EXERCISE INPUTS —
________________________

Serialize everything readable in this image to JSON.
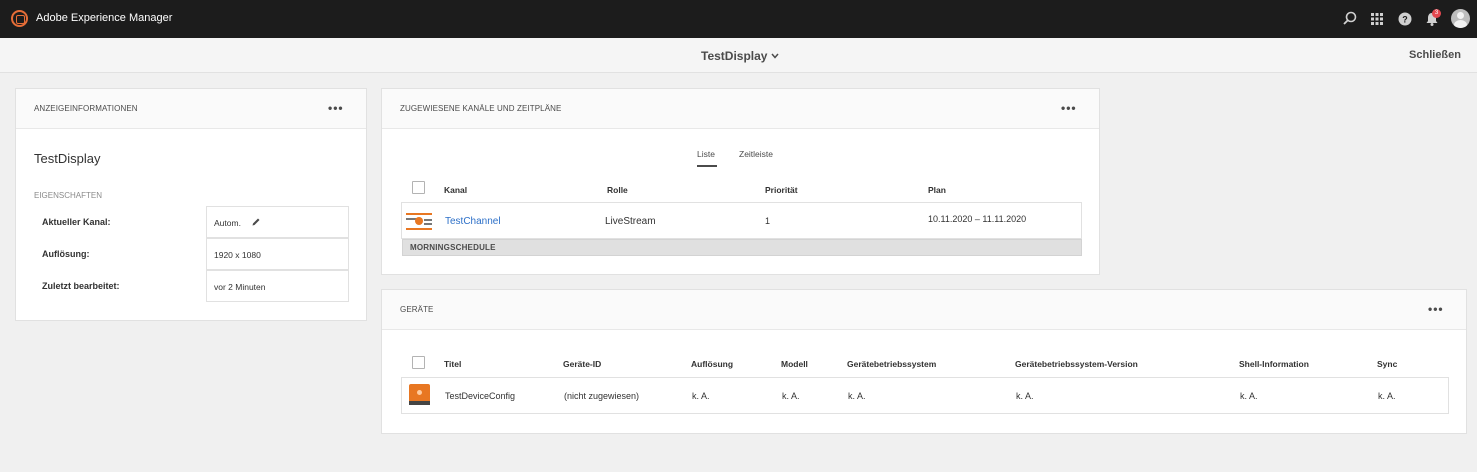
{
  "app": {
    "title": "Adobe Experience Manager",
    "notification_count": "3"
  },
  "header": {
    "title": "TestDisplay",
    "close_label": "Schließen"
  },
  "display_info": {
    "section_title": "ANZEIGEINFORMATIONEN",
    "name": "TestDisplay",
    "properties_label": "EIGENSCHAFTEN",
    "rows": [
      {
        "label": "Aktueller Kanal:",
        "value": "Autom."
      },
      {
        "label": "Auflösung:",
        "value": "1920 x 1080"
      },
      {
        "label": "Zuletzt bearbeitet:",
        "value": "vor 2 Minuten"
      }
    ]
  },
  "channels": {
    "section_title": "ZUGEWIESENE KANÄLE UND ZEITPLÄNE",
    "tabs": [
      "Liste",
      "Zeitleiste"
    ],
    "active_tab": "Liste",
    "columns": [
      "Kanal",
      "Rolle",
      "Priorität",
      "Plan"
    ],
    "rows": [
      {
        "channel": "TestChannel",
        "role": "LiveStream",
        "priority": "1",
        "plan": "10.11.2020 – 11.11.2020"
      }
    ],
    "schedule_label": "MORNINGSCHEDULE"
  },
  "devices": {
    "section_title": "GERÄTE",
    "columns": [
      "Titel",
      "Geräte-ID",
      "Auflösung",
      "Modell",
      "Gerätebetriebssystem",
      "Gerätebetriebssystem-Version",
      "Shell-Information",
      "Sync"
    ],
    "rows": [
      {
        "title": "TestDeviceConfig",
        "device_id": "(nicht zugewiesen)",
        "resolution": "k. A.",
        "model": "k. A.",
        "os": "k. A.",
        "os_version": "k. A.",
        "shell_info": "k. A.",
        "sync": "k. A."
      }
    ]
  },
  "colors": {
    "topbar": "#1c1c1c",
    "accent": "#e66d37",
    "link": "#2d70c8",
    "badge": "#e34850"
  },
  "icons": [
    "aem-logo-icon",
    "search-icon",
    "apps-grid-icon",
    "help-icon",
    "bell-icon",
    "avatar",
    "chevron-down-icon",
    "more-icon",
    "pencil-icon",
    "channel-thumbnail-icon",
    "device-thumbnail-icon"
  ]
}
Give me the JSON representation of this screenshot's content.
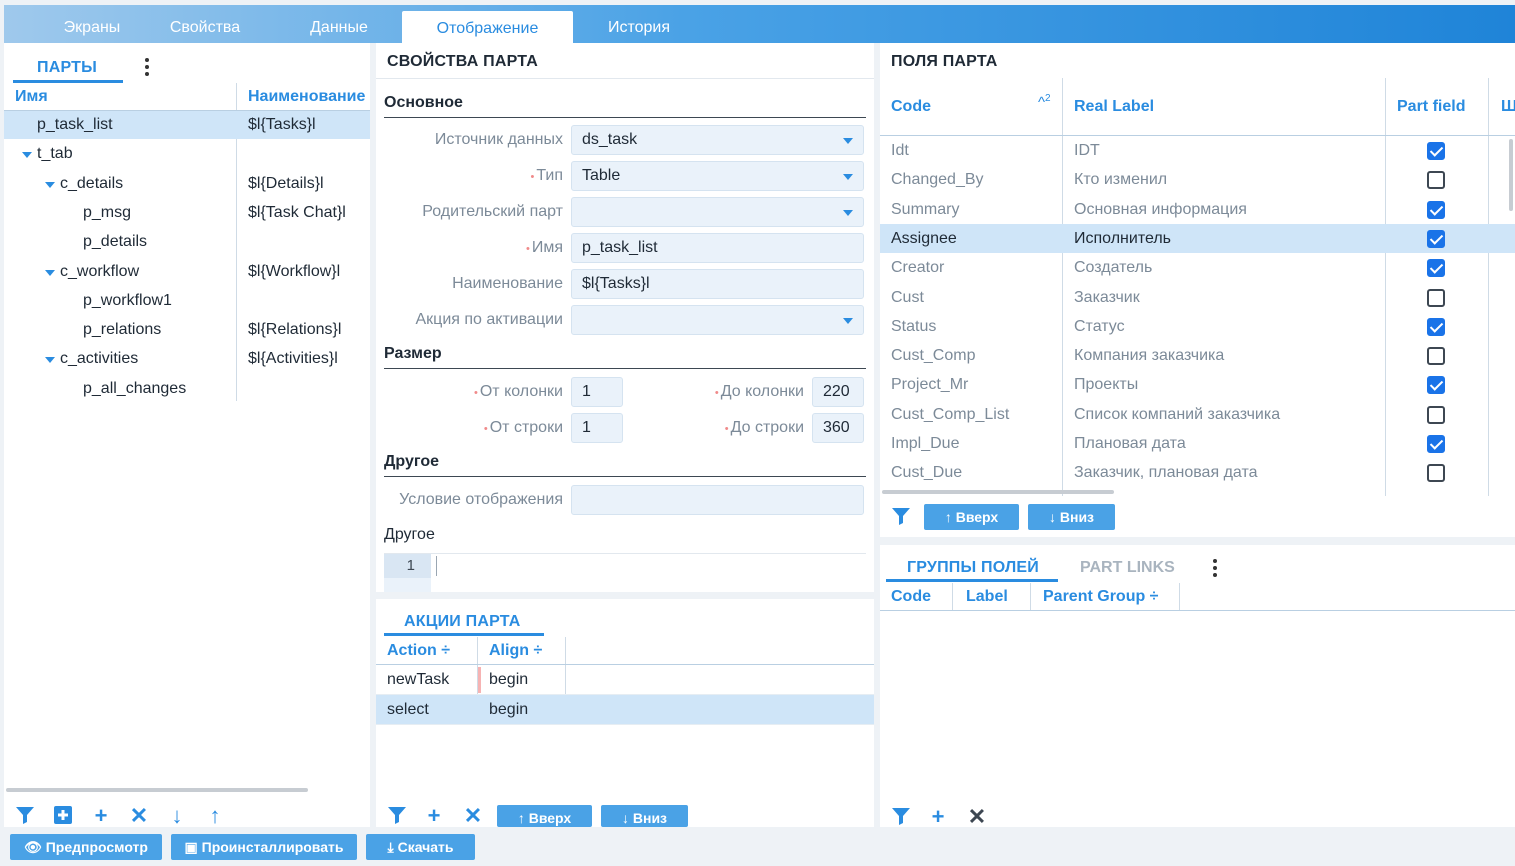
{
  "tabs": [
    "Экраны",
    "Свойства",
    "Данные",
    "Отображение",
    "История"
  ],
  "active_tab": "Отображение",
  "parts": {
    "title": "ПАРТЫ",
    "col_name": "Имя",
    "col_label": "Наименование",
    "rows": [
      {
        "name": "p_task_list",
        "label": "$l{Tasks}l",
        "level": 0,
        "expand": false,
        "selected": true
      },
      {
        "name": "t_tab",
        "label": "",
        "level": 0,
        "expand": true,
        "selected": false
      },
      {
        "name": "c_details",
        "label": "$l{Details}l",
        "level": 1,
        "expand": true,
        "selected": false
      },
      {
        "name": "p_msg",
        "label": "$l{Task Chat}l",
        "level": 2,
        "expand": false,
        "selected": false
      },
      {
        "name": "p_details",
        "label": "",
        "level": 2,
        "expand": false,
        "selected": false
      },
      {
        "name": "c_workflow",
        "label": "$l{Workflow}l",
        "level": 1,
        "expand": true,
        "selected": false
      },
      {
        "name": "p_workflow1",
        "label": "",
        "level": 2,
        "expand": false,
        "selected": false
      },
      {
        "name": "p_relations",
        "label": "$l{Relations}l",
        "level": 2,
        "expand": false,
        "selected": false
      },
      {
        "name": "c_activities",
        "label": "$l{Activities}l",
        "level": 1,
        "expand": true,
        "selected": false
      },
      {
        "name": "p_all_changes",
        "label": "",
        "level": 2,
        "expand": false,
        "selected": false
      }
    ]
  },
  "props": {
    "title": "СВОЙСТВА ПАРТА",
    "group_main": "Основное",
    "data_source_label": "Источник данных",
    "data_source_value": "ds_task",
    "type_label": "Тип",
    "type_value": "Table",
    "parent_label": "Родительский парт",
    "parent_value": "",
    "name_label": "Имя",
    "name_value": "p_task_list",
    "caption_label": "Наименование",
    "caption_value": "$l{Tasks}l",
    "activation_label": "Акция по активации",
    "activation_value": "",
    "group_size": "Размер",
    "from_col_label": "От колонки",
    "from_col_value": "1",
    "to_col_label": "До колонки",
    "to_col_value": "220",
    "from_row_label": "От строки",
    "from_row_value": "1",
    "to_row_label": "До строки",
    "to_row_value": "360",
    "group_other": "Другое",
    "display_cond_label": "Условие отображения",
    "display_cond_value": "",
    "other_label": "Другое",
    "line_no": "1"
  },
  "actions": {
    "title": "АКЦИИ ПАРТА",
    "col_action": "Action ÷",
    "col_align": "Align ÷",
    "rows": [
      {
        "action": "newTask",
        "align": "begin",
        "selected": false
      },
      {
        "action": "select",
        "align": "begin",
        "selected": true
      }
    ],
    "up_label": "Вверх",
    "down_label": "Вниз"
  },
  "fields": {
    "title": "ПОЛЯ ПАРТА",
    "col_code": "Code",
    "sort_index": "2",
    "col_label": "Real Label",
    "col_part": "Part field",
    "col_extra": "Ш",
    "rows": [
      {
        "code": "Idt",
        "label": "IDT",
        "part": true,
        "selected": false
      },
      {
        "code": "Changed_By",
        "label": "Кто изменил",
        "part": false,
        "selected": false
      },
      {
        "code": "Summary",
        "label": "Основная информация",
        "part": true,
        "selected": false
      },
      {
        "code": "Assignee",
        "label": "Исполнитель",
        "part": true,
        "selected": true
      },
      {
        "code": "Creator",
        "label": "Создатель",
        "part": true,
        "selected": false
      },
      {
        "code": "Cust",
        "label": "Заказчик",
        "part": false,
        "selected": false
      },
      {
        "code": "Status",
        "label": "Статус",
        "part": true,
        "selected": false
      },
      {
        "code": "Cust_Comp",
        "label": "Компания заказчика",
        "part": false,
        "selected": false
      },
      {
        "code": "Project_Mr",
        "label": "Проекты",
        "part": true,
        "selected": false
      },
      {
        "code": "Cust_Comp_List",
        "label": "Список компаний заказчика",
        "part": false,
        "selected": false
      },
      {
        "code": "Impl_Due",
        "label": "Плановая дата",
        "part": true,
        "selected": false
      },
      {
        "code": "Cust_Due",
        "label": "Заказчик, плановая дата",
        "part": false,
        "selected": false
      }
    ],
    "up_label": "Вверх",
    "down_label": "Вниз"
  },
  "groups": {
    "tab_groups": "ГРУППЫ ПОЛЕЙ",
    "tab_links": "PART LINKS",
    "col_code": "Code",
    "col_label": "Label",
    "col_parent": "Parent Group ÷"
  },
  "footer": {
    "preview": "Предпросмотр",
    "install": "Проинсталлировать",
    "download": "Скачать"
  },
  "colors": {
    "accent": "#2a8ce0",
    "selected_row": "#cfe5f8",
    "checkbox_on": "#1a73e8"
  }
}
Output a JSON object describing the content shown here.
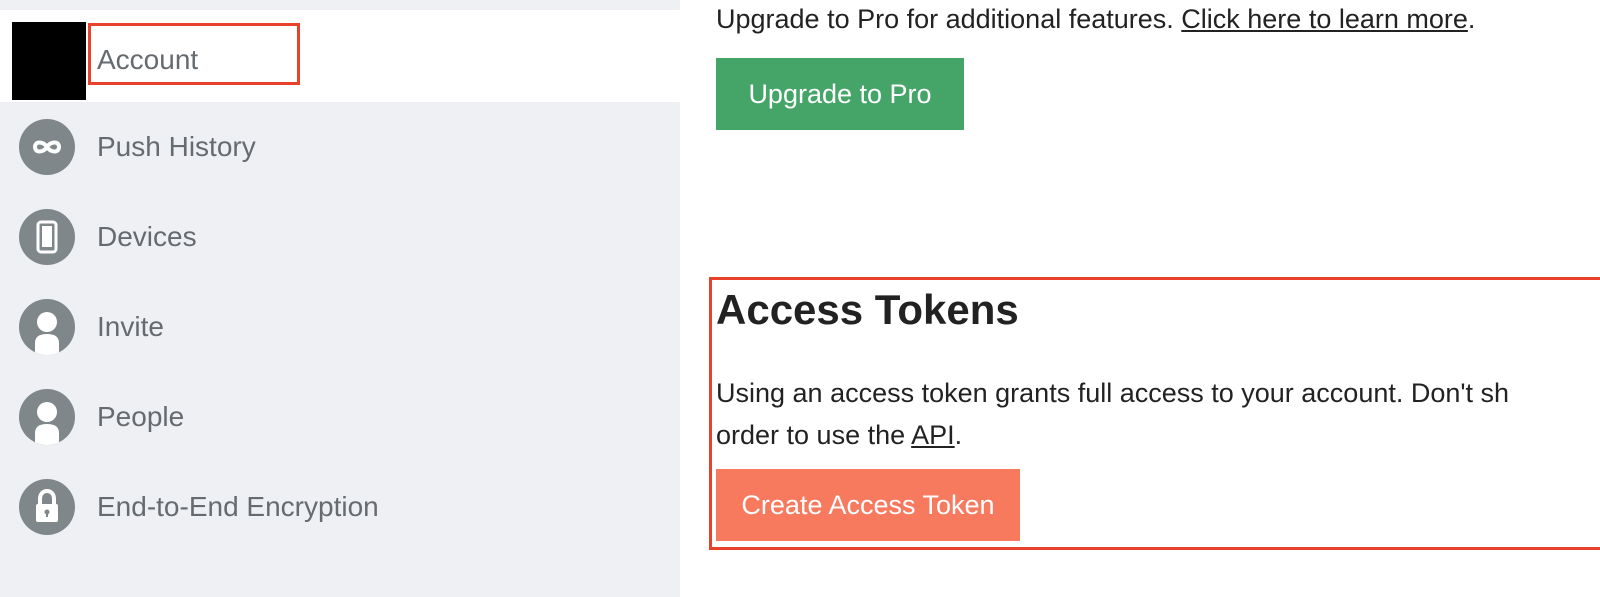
{
  "sidebar": {
    "account_label": "Account",
    "items": [
      {
        "label": "Push History",
        "icon": "infinity-icon"
      },
      {
        "label": "Devices",
        "icon": "phone-icon"
      },
      {
        "label": "Invite",
        "icon": "person-icon"
      },
      {
        "label": "People",
        "icon": "person-icon"
      },
      {
        "label": "End-to-End Encryption",
        "icon": "lock-icon"
      }
    ]
  },
  "upgrade": {
    "text": "Upgrade to Pro for additional features. ",
    "link_text": "Click here to learn more",
    "text_end": ".",
    "button_label": "Upgrade to Pro"
  },
  "tokens": {
    "title": "Access Tokens",
    "desc_line1": "Using an access token grants full access to your account. Don't sh",
    "desc_line2_pre": "order to use the ",
    "api_link": "API",
    "desc_line2_post": ".",
    "button_label": "Create Access Token"
  },
  "colors": {
    "upgrade_button": "#45a569",
    "create_button": "#f77a5f",
    "highlight": "#e8412c"
  }
}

________________________

TASK STATEMENT — Repeat each entry above word for word, leaving every picture out.

SOLUTION —
Serialize everything readable in this image to JSON.
{
  "app": {
    "title": "Adobe Experience Manager",
    "notification_count": "3"
  },
  "header": {
    "title": "TestDisplay",
    "close_label": "Schließen"
  },
  "display_info": {
    "section_title": "ANZEIGEINFORMATIONEN",
    "name": "TestDisplay",
    "properties_label": "EIGENSCHAFTEN",
    "rows": [
      {
        "label": "Aktueller Kanal:",
        "value": "Autom."
      },
      {
        "label": "Auflösung:",
        "value": "1920 x 1080"
      },
      {
        "label": "Zuletzt bearbeitet:",
        "value": "vor 2 Minuten"
      }
    ]
  },
  "channels": {
    "section_title": "ZUGEWIESENE KANÄLE UND ZEITPLÄNE",
    "tabs": [
      "Liste",
      "Zeitleiste"
    ],
    "active_tab": "Liste",
    "columns": [
      "Kanal",
      "Rolle",
      "Priorität",
      "Plan"
    ],
    "rows": [
      {
        "channel": "TestChannel",
        "role": "LiveStream",
        "priority": "1",
        "plan": "10.11.2020 – 11.11.2020"
      }
    ],
    "schedule_label": "MORNINGSCHEDULE"
  },
  "devices": {
    "section_title": "GERÄTE",
    "columns": [
      "Titel",
      "Geräte-ID",
      "Auflösung",
      "Modell",
      "Gerätebetriebssystem",
      "Gerätebetriebssystem-Version",
      "Shell-Information",
      "Sync"
    ],
    "rows": [
      {
        "title": "TestDeviceConfig",
        "device_id": "(nicht zugewiesen)",
        "resolution": "k. A.",
        "model": "k. A.",
        "os": "k. A.",
        "os_version": "k. A.",
        "shell_info": "k. A.",
        "sync": "k. A."
      }
    ]
  },
  "colors": {
    "topbar": "#1c1c1c",
    "accent": "#e66d37",
    "link": "#2d70c8",
    "badge": "#e34850"
  },
  "icons": [
    "aem-logo-icon",
    "search-icon",
    "apps-grid-icon",
    "help-icon",
    "bell-icon",
    "avatar",
    "chevron-down-icon",
    "more-icon",
    "pencil-icon",
    "channel-thumbnail-icon",
    "device-thumbnail-icon"
  ]
}
Give me the JSON representation of this screenshot's content.
{
  "tabs": [
    "Экраны",
    "Свойства",
    "Данные",
    "Отображение",
    "История"
  ],
  "active_tab": "Отображение",
  "parts": {
    "title": "ПАРТЫ",
    "col_name": "Имя",
    "col_label": "Наименование",
    "rows": [
      {
        "name": "p_task_list",
        "label": "$l{Tasks}l",
        "level": 0,
        "expand": false,
        "selected": true
      },
      {
        "name": "t_tab",
        "label": "",
        "level": 0,
        "expand": true,
        "selected": false
      },
      {
        "name": "c_details",
        "label": "$l{Details}l",
        "level": 1,
        "expand": true,
        "selected": false
      },
      {
        "name": "p_msg",
        "label": "$l{Task Chat}l",
        "level": 2,
        "expand": false,
        "selected": false
      },
      {
        "name": "p_details",
        "label": "",
        "level": 2,
        "expand": false,
        "selected": false
      },
      {
        "name": "c_workflow",
        "label": "$l{Workflow}l",
        "level": 1,
        "expand": true,
        "selected": false
      },
      {
        "name": "p_workflow1",
        "label": "",
        "level": 2,
        "expand": false,
        "selected": false
      },
      {
        "name": "p_relations",
        "label": "$l{Relations}l",
        "level": 2,
        "expand": false,
        "selected": false
      },
      {
        "name": "c_activities",
        "label": "$l{Activities}l",
        "level": 1,
        "expand": true,
        "selected": false
      },
      {
        "name": "p_all_changes",
        "label": "",
        "level": 2,
        "expand": false,
        "selected": false
      }
    ]
  },
  "props": {
    "title": "СВОЙСТВА ПАРТА",
    "group_main": "Основное",
    "data_source_label": "Источник данных",
    "data_source_value": "ds_task",
    "type_label": "Тип",
    "type_value": "Table",
    "parent_label": "Родительский парт",
    "parent_value": "",
    "name_label": "Имя",
    "name_value": "p_task_list",
    "caption_label": "Наименование",
    "caption_value": "$l{Tasks}l",
    "activation_label": "Акция по активации",
    "activation_value": "",
    "group_size": "Размер",
    "from_col_label": "От колонки",
    "from_col_value": "1",
    "to_col_label": "До колонки",
    "to_col_value": "220",
    "from_row_label": "От строки",
    "from_row_value": "1",
    "to_row_label": "До строки",
    "to_row_value": "360",
    "group_other": "Другое",
    "display_cond_label": "Условие отображения",
    "display_cond_value": "",
    "other_label": "Другое",
    "line_no": "1"
  },
  "actions": {
    "title": "АКЦИИ ПАРТА",
    "col_action": "Action ÷",
    "col_align": "Align ÷",
    "rows": [
      {
        "action": "newTask",
        "align": "begin",
        "selected": false
      },
      {
        "action": "select",
        "align": "begin",
        "selected": true
      }
    ],
    "up_label": "Вверх",
    "down_label": "Вниз"
  },
  "fields": {
    "title": "ПОЛЯ ПАРТА",
    "col_code": "Code",
    "sort_index": "2",
    "col_label": "Real Label",
    "col_part": "Part field",
    "col_extra": "Ш",
    "rows": [
      {
        "code": "Idt",
        "label": "IDT",
        "part": true,
        "selected": false
      },
      {
        "code": "Changed_By",
        "label": "Кто изменил",
        "part": false,
        "selected": false
      },
      {
        "code": "Summary",
        "label": "Основная информация",
        "part": true,
        "selected": false
      },
      {
        "code": "Assignee",
        "label": "Исполнитель",
        "part": true,
        "selected": true
      },
      {
        "code": "Creator",
        "label": "Создатель",
        "part": true,
        "selected": false
      },
      {
        "code": "Cust",
        "label": "Заказчик",
        "part": false,
        "selected": false
      },
      {
        "code": "Status",
        "label": "Статус",
        "part": true,
        "selected": false
      },
      {
        "code": "Cust_Comp",
        "label": "Компания заказчика",
        "part": false,
        "selected": false
      },
      {
        "code": "Project_Mr",
        "label": "Проекты",
        "part": true,
        "selected": false
      },
      {
        "code": "Cust_Comp_List",
        "label": "Список компаний заказчика",
        "part": false,
        "selected": false
      },
      {
        "code": "Impl_Due",
        "label": "Плановая дата",
        "part": true,
        "selected": false
      },
      {
        "code": "Cust_Due",
        "label": "Заказчик, плановая дата",
        "part": false,
        "selected": false
      }
    ],
    "up_label": "Вверх",
    "down_label": "Вниз"
  },
  "groups": {
    "tab_groups": "ГРУППЫ ПОЛЕЙ",
    "tab_links": "PART LINKS",
    "col_code": "Code",
    "col_label": "Label",
    "col_parent": "Parent Group ÷"
  },
  "footer": {
    "preview": "Предпросмотр",
    "install": "Проинсталлировать",
    "download": "Скачать"
  },
  "colors": {
    "accent": "#2a8ce0",
    "selected_row": "#cfe5f8",
    "checkbox_on": "#1a73e8"
  }
}
Output a JSON object describing the content shown here.
{
  "sidebar": {
    "account_label": "Account",
    "items": [
      {
        "label": "Push History",
        "icon": "infinity-icon"
      },
      {
        "label": "Devices",
        "icon": "phone-icon"
      },
      {
        "label": "Invite",
        "icon": "person-icon"
      },
      {
        "label": "People",
        "icon": "person-icon"
      },
      {
        "label": "End-to-End Encryption",
        "icon": "lock-icon"
      }
    ]
  },
  "upgrade": {
    "text": "Upgrade to Pro for additional features. ",
    "link_text": "Click here to learn more",
    "text_end": ".",
    "button_label": "Upgrade to Pro"
  },
  "tokens": {
    "title": "Access Tokens",
    "desc_line1": "Using an access token grants full access to your account. Don't sh",
    "desc_line2_pre": "order to use the ",
    "api_link": "API",
    "desc_line2_post": ".",
    "button_label": "Create Access Token"
  },
  "colors": {
    "upgrade_button": "#45a569",
    "create_button": "#f77a5f",
    "highlight": "#e8412c"
  }
}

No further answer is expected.